Bassani, Weisz, Castellani, la fondazione della Roma, lo stadio del Napoli: la lotta alle discriminazioni ha segnato alcune delle pagine più belle dello sport italiano.
In un libretto divulgativo pubblicato giusto vent’anni or sono, il grande storico inglese Eric Hobsbawm, l’autore de Il secolo breve, affermava che la globalizzazione che allora cominciava a delinearsi chiaramente, si era manifestata in modo visibile per la prima volta nel mondo del calcio. Così nelle squadre di club come nelle Nazionali, dagli anni ’90 in poi sono state sempre più evidenti le conseguenze del colonialismo e della nuova immigrazione. Nessuno però avrebbe potuto profetizzare che vent’anni dopo lo Zeitgeist sarebbe stato nuovamente insidiato dal razzismo in tutte le sue varianti: antisemitismo, antiziganismo, islamofobia, razzismo.

Consegna 1 -
Secondo il brano, in quale ambito la globalizzazione si era manifestata in modo visibile per la prima volta, a detta di Hobsbawm?
Consegna 2 -
Trascrivi parola per parola le righe dei record comprese tra quella che contiene "y-tick-label: 0.6 xyxy=(54,29,74,45)" e quella che contiene "x-tick-label: 4000 xyxy=(326,283,357,299)", entrambe incluse.
Il brano e i record sono materiali distinti l'uno dall'altro.

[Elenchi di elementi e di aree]
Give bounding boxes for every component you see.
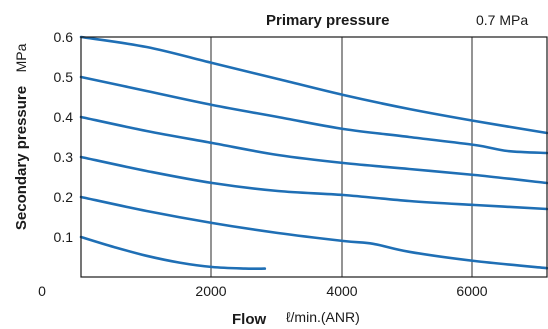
y-tick-label: 0.6 xyxy=(54,29,74,45)
series-line-6 xyxy=(81,237,265,269)
plot-frame xyxy=(81,37,547,277)
x-tick-labels: 0 2000 4000 6000 xyxy=(38,283,488,299)
y-tick-label: 0.3 xyxy=(54,149,74,165)
series-line-4 xyxy=(81,157,547,209)
x-tick-label: 2000 xyxy=(195,283,226,299)
y-tick-label: 0.4 xyxy=(54,109,74,125)
x-axis-label: Flow xyxy=(232,311,266,328)
y-tick-label: 0.5 xyxy=(54,69,74,85)
y-axis-label: Secondary pressure xyxy=(13,86,30,230)
y-tick-label: 0.2 xyxy=(54,189,74,205)
y-tick-label: 0.1 xyxy=(54,229,74,245)
x-tick-label: 6000 xyxy=(456,283,487,299)
series-line-1 xyxy=(81,37,547,133)
y-tick-labels: 0.1 0.2 0.3 0.4 0.5 0.6 xyxy=(54,29,74,245)
series-group xyxy=(81,37,547,269)
x-axis-unit: ℓ/min.(ANR) xyxy=(286,309,360,325)
chart-title: Primary pressure xyxy=(266,12,389,29)
x-tick-label: 4000 xyxy=(326,283,357,299)
x-tick-label: 0 xyxy=(38,283,46,299)
chart-title-value: 0.7 MPa xyxy=(476,12,528,28)
y-axis-unit: MPa xyxy=(13,43,29,72)
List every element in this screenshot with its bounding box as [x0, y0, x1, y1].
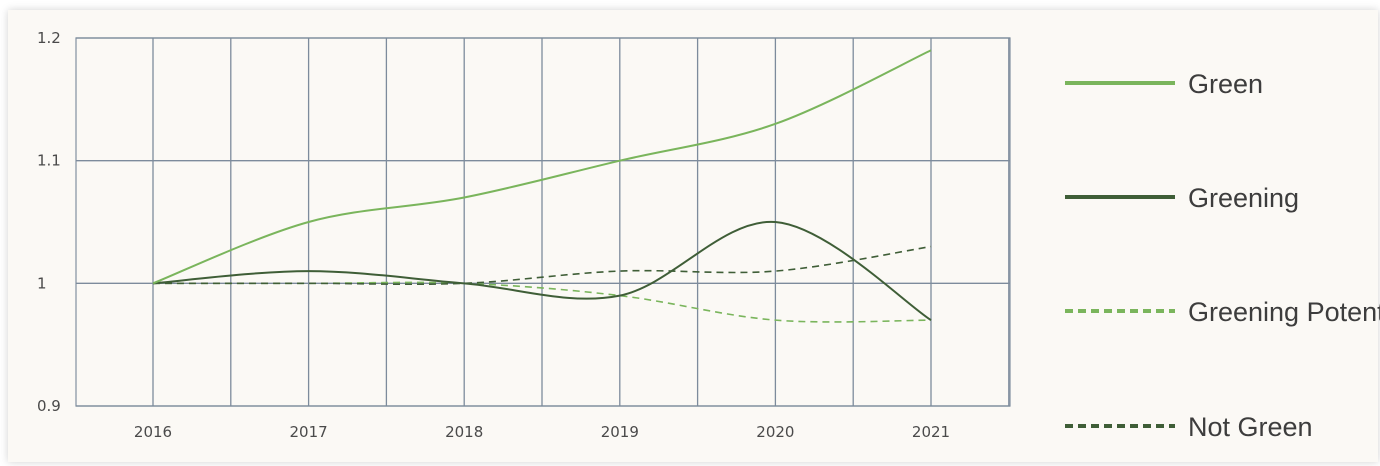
series-line-greening	[152, 220, 932, 321]
legend-label: Green	[1188, 69, 1263, 99]
series-line-green	[152, 49, 932, 285]
x-tick-label: 2019	[601, 423, 639, 441]
chart-frame	[8, 10, 1378, 462]
legend-label: Not Green	[1188, 412, 1313, 442]
legend-label: Greening	[1188, 183, 1299, 213]
plot-border	[75, 37, 1011, 407]
x-tick-label: 2021	[912, 423, 950, 441]
y-tick-label: 1.1	[37, 152, 61, 170]
series-line-not-green	[153, 245, 932, 286]
y-axis-ticks: 0.9 1 1.1 1.2	[37, 29, 61, 415]
x-tick-label: 2018	[445, 423, 483, 441]
y-tick-label: 1	[37, 274, 47, 292]
chart-legend: Green Greening Greening Potential Not Green	[1065, 69, 1380, 442]
y-tick-label: 0.9	[37, 397, 61, 415]
chart-grid	[75, 37, 1011, 407]
legend-label: Greening Potential	[1188, 297, 1380, 327]
y-tick-label: 1.2	[37, 29, 61, 47]
chart-series	[152, 49, 932, 323]
x-tick-label: 2020	[756, 423, 794, 441]
x-tick-label: 2017	[290, 423, 328, 441]
x-axis-ticks: 2016 2017 2018 2019 2020 2021	[134, 423, 950, 441]
x-tick-label: 2016	[134, 423, 172, 441]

Soluzione svolta 1 -
Nel mondo del calcio.

Soluzione svolta 2 -
y-tick-label: 0.6 xyxy=(54,29,74,45)
series-line-6 xyxy=(81,237,265,269)
plot-frame xyxy=(81,37,547,277)
x-tick-labels: 0 2000 4000 6000 xyxy=(38,283,488,299)
y-tick-label: 0.3 xyxy=(54,149,74,165)
series-line-4 xyxy=(81,157,547,209)
x-tick-label: 2000 xyxy=(195,283,226,299)
y-tick-label: 0.4 xyxy=(54,109,74,125)
x-axis-label: Flow xyxy=(232,311,266,328)
y-tick-label: 0.5 xyxy=(54,69,74,85)
y-axis-label: Secondary pressure xyxy=(13,86,30,230)
y-tick-label: 0.2 xyxy=(54,189,74,205)
y-tick-label: 0.1 xyxy=(54,229,74,245)
x-tick-label: 6000 xyxy=(456,283,487,299)
series-line-1 xyxy=(81,37,547,133)
y-tick-labels: 0.1 0.2 0.3 0.4 0.5 0.6 xyxy=(54,29,74,245)
series-group xyxy=(81,37,547,269)
x-axis-unit: ℓ/min.(ANR) xyxy=(286,309,360,325)
chart-title: Primary pressure xyxy=(266,12,389,29)
x-tick-label: 4000 xyxy=(326,283,357,299)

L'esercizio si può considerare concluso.